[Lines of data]
★ ★ ★

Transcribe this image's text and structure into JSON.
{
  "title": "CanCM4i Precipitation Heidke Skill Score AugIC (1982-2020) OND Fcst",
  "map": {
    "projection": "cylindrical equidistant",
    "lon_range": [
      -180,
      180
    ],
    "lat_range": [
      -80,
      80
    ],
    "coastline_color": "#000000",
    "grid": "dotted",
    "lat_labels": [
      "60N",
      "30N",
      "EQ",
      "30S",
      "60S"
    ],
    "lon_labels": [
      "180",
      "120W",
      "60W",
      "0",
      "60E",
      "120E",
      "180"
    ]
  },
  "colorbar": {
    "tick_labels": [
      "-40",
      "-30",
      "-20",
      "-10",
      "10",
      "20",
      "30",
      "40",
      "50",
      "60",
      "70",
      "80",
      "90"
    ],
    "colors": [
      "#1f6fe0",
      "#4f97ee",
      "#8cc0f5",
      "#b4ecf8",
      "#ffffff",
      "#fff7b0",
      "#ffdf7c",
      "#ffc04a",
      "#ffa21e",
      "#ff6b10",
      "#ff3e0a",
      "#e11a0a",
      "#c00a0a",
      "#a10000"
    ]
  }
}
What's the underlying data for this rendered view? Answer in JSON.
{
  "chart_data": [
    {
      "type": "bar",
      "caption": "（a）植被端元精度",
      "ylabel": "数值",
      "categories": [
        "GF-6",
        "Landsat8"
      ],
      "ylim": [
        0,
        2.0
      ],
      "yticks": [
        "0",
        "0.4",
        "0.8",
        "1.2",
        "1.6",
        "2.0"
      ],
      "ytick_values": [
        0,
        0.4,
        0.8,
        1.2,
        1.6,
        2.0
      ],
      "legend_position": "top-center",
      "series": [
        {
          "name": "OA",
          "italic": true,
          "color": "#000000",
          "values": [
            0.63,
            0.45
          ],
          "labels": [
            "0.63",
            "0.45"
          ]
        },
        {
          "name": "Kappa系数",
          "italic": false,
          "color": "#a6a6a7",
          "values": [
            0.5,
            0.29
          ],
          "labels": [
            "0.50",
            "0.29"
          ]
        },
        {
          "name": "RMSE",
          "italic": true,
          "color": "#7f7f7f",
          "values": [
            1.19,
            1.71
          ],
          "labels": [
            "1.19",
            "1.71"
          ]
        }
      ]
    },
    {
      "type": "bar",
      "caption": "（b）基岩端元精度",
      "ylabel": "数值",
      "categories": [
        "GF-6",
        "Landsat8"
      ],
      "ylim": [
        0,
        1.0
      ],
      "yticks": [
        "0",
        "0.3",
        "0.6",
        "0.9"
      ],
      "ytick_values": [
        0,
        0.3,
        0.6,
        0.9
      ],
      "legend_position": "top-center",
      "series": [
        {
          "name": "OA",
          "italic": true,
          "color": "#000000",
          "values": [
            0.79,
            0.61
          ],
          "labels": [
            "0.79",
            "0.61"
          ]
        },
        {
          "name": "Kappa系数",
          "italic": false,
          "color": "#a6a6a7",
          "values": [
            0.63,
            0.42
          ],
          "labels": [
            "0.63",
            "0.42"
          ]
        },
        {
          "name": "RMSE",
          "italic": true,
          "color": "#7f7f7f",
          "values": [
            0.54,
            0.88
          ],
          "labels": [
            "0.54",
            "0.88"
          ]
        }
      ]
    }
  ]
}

★ ★ ★

▶ What to produce
Search the entries for the word "JSON", then gather every line that has it.

▶ The answer
Transcribe this image's text and structure into JSON.
What's the underlying data for this rendered view? Answer in JSON.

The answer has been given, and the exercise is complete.